*Available records*
********************

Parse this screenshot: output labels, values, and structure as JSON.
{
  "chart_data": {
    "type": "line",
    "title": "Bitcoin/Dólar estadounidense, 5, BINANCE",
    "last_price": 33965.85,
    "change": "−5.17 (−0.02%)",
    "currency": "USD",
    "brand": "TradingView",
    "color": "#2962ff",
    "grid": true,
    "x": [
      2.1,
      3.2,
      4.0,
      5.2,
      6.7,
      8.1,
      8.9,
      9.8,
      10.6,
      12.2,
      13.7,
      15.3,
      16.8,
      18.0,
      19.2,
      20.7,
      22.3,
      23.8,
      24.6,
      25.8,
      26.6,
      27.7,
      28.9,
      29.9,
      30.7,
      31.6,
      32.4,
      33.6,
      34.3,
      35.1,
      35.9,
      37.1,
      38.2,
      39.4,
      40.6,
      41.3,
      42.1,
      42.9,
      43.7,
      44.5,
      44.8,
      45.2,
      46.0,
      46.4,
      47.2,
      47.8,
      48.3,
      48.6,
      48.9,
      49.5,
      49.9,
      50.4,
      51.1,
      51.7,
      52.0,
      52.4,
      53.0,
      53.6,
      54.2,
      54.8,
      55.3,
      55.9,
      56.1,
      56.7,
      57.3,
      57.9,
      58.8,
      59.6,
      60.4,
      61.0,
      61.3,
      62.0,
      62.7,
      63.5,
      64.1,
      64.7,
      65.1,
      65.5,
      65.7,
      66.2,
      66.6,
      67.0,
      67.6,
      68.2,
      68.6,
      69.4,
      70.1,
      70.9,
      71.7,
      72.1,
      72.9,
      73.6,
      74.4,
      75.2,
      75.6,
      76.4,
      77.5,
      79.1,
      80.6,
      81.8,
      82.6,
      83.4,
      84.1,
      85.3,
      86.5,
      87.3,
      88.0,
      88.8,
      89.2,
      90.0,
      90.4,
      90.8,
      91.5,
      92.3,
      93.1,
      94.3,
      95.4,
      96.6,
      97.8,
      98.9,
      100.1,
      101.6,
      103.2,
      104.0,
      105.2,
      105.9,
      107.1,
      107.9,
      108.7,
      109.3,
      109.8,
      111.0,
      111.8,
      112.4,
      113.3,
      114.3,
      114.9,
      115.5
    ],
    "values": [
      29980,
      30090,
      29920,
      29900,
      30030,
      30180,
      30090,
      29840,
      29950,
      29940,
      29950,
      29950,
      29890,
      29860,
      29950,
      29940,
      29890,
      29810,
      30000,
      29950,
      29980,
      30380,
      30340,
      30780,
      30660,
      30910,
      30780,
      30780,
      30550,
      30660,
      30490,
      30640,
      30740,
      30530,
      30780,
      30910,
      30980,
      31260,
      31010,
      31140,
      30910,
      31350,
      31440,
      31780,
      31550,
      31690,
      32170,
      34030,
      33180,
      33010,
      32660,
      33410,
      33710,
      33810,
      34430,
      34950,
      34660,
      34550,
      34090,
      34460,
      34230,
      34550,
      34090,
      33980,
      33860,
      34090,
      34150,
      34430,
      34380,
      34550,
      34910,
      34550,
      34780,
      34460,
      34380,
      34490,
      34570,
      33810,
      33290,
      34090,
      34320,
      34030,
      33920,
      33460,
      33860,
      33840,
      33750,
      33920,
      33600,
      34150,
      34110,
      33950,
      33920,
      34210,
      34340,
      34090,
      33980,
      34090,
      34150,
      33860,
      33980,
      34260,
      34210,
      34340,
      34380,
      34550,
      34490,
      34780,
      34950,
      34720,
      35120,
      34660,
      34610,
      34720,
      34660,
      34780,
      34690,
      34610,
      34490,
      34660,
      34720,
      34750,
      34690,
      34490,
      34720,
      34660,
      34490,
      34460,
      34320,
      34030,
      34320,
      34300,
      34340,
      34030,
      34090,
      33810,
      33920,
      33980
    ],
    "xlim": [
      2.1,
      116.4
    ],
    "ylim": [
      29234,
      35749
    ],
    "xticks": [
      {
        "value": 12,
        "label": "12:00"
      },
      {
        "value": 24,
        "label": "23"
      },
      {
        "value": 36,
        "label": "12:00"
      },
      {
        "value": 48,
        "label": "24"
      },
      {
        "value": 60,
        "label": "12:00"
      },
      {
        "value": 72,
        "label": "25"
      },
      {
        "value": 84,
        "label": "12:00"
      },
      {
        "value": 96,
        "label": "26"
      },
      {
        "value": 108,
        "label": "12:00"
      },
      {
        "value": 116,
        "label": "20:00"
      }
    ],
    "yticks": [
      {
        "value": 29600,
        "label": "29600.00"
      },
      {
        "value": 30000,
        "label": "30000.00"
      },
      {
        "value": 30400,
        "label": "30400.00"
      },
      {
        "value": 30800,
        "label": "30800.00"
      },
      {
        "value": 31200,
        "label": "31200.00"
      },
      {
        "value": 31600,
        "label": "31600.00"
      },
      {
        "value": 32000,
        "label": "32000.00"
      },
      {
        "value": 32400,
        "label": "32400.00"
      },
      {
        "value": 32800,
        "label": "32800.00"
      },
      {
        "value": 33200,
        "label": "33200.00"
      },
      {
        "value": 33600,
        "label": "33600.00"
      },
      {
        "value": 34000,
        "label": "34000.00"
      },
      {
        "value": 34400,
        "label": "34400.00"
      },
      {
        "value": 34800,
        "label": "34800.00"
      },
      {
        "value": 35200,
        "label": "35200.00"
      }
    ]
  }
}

********************

*Given problem*
Output each record precisely as given.

*Result for this exercise*
Parse this screenshot: output labels, values, and structure as JSON.
{
  "chart_data": {
    "type": "line",
    "title": "Bitcoin/Dólar estadounidense, 5, BINANCE",
    "last_price": 33965.85,
    "change": "−5.17 (−0.02%)",
    "currency": "USD",
    "brand": "TradingView",
    "color": "#2962ff",
    "grid": true,
    "x": [
      2.1,
      3.2,
      4.0,
      5.2,
      6.7,
      8.1,
      8.9,
      9.8,
      10.6,
      12.2,
      13.7,
      15.3,
      16.8,
      18.0,
      19.2,
      20.7,
      22.3,
      23.8,
      24.6,
      25.8,
      26.6,
      27.7,
      28.9,
      29.9,
      30.7,
      31.6,
      32.4,
      33.6,
      34.3,
      35.1,
      35.9,
      37.1,
      38.2,
      39.4,
      40.6,
      41.3,
      42.1,
      42.9,
      43.7,
      44.5,
      44.8,
      45.2,
      46.0,
      46.4,
      47.2,
      47.8,
      48.3,
      48.6,
      48.9,
      49.5,
      49.9,
      50.4,
      51.1,
      51.7,
      52.0,
      52.4,
      53.0,
      53.6,
      54.2,
      54.8,
      55.3,
      55.9,
      56.1,
      56.7,
      57.3,
      57.9,
      58.8,
      59.6,
      60.4,
      61.0,
      61.3,
      62.0,
      62.7,
      63.5,
      64.1,
      64.7,
      65.1,
      65.5,
      65.7,
      66.2,
      66.6,
      67.0,
      67.6,
      68.2,
      68.6,
      69.4,
      70.1,
      70.9,
      71.7,
      72.1,
      72.9,
      73.6,
      74.4,
      75.2,
      75.6,
      76.4,
      77.5,
      79.1,
      80.6,
      81.8,
      82.6,
      83.4,
      84.1,
      85.3,
      86.5,
      87.3,
      88.0,
      88.8,
      89.2,
      90.0,
      90.4,
      90.8,
      91.5,
      92.3,
      93.1,
      94.3,
      95.4,
      96.6,
      97.8,
      98.9,
      100.1,
      101.6,
      103.2,
      104.0,
      105.2,
      105.9,
      107.1,
      107.9,
      108.7,
      109.3,
      109.8,
      111.0,
      111.8,
      112.4,
      113.3,
      114.3,
      114.9,
      115.5
    ],
    "values": [
      29980,
      30090,
      29920,
      29900,
      30030,
      30180,
      30090,
      29840,
      29950,
      29940,
      29950,
      29950,
      29890,
      29860,
      29950,
      29940,
      29890,
      29810,
      30000,
      29950,
      29980,
      30380,
      30340,
      30780,
      30660,
      30910,
      30780,
      30780,
      30550,
      30660,
      30490,
      30640,
      30740,
      30530,
      30780,
      30910,
      30980,
      31260,
      31010,
      31140,
      30910,
      31350,
      31440,
      31780,
      31550,
      31690,
      32170,
      34030,
      33180,
      33010,
      32660,
      33410,
      33710,
      33810,
      34430,
      34950,
      34660,
      34550,
      34090,
      34460,
      34230,
      34550,
      34090,
      33980,
      33860,
      34090,
      34150,
      34430,
      34380,
      34550,
      34910,
      34550,
      34780,
      34460,
      34380,
      34490,
      34570,
      33810,
      33290,
      34090,
      34320,
      34030,
      33920,
      33460,
      33860,
      33840,
      33750,
      33920,
      33600,
      34150,
      34110,
      33950,
      33920,
      34210,
      34340,
      34090,
      33980,
      34090,
      34150,
      33860,
      33980,
      34260,
      34210,
      34340,
      34380,
      34550,
      34490,
      34780,
      34950,
      34720,
      35120,
      34660,
      34610,
      34720,
      34660,
      34780,
      34690,
      34610,
      34490,
      34660,
      34720,
      34750,
      34690,
      34490,
      34720,
      34660,
      34490,
      34460,
      34320,
      34030,
      34320,
      34300,
      34340,
      34030,
      34090,
      33810,
      33920,
      33980
    ],
    "xlim": [
      2.1,
      116.4
    ],
    "ylim": [
      29234,
      35749
    ],
    "xticks": [
      {
        "value": 12,
        "label": "12:00"
      },
      {
        "value": 24,
        "label": "23"
      },
      {
        "value": 36,
        "label": "12:00"
      },
      {
        "value": 48,
        "label": "24"
      },
      {
        "value": 60,
        "label": "12:00"
      },
      {
        "value": 72,
        "label": "25"
      },
      {
        "value": 84,
        "label": "12:00"
      },
      {
        "value": 96,
        "label": "26"
      },
      {
        "value": 108,
        "label": "12:00"
      },
      {
        "value": 116,
        "label": "20:00"
      }
    ],
    "yticks": [
      {
        "value": 29600,
        "label": "29600.00"
      },
      {
        "value": 30000,
        "label": "30000.00"
      },
      {
        "value": 30400,
        "label": "30400.00"
      },
      {
        "value": 30800,
        "label": "30800.00"
      },
      {
        "value": 31200,
        "label": "31200.00"
      },
      {
        "value": 31600,
        "label": "31600.00"
      },
      {
        "value": 32000,
        "label": "32000.00"
      },
      {
        "value": 32400,
        "label": "32400.00"
      },
      {
        "value": 32800,
        "label": "32800.00"
      },
      {
        "value": 33200,
        "label": "33200.00"
      },
      {
        "value": 33600,
        "label": "33600.00"
      },
      {
        "value": 34000,
        "label": "34000.00"
      },
      {
        "value": 34400,
        "label": "34400.00"
      },
      {
        "value": 34800,
        "label": "34800.00"
      },
      {
        "value": 35200,
        "label": "35200.00"
      }
    ]
  }
}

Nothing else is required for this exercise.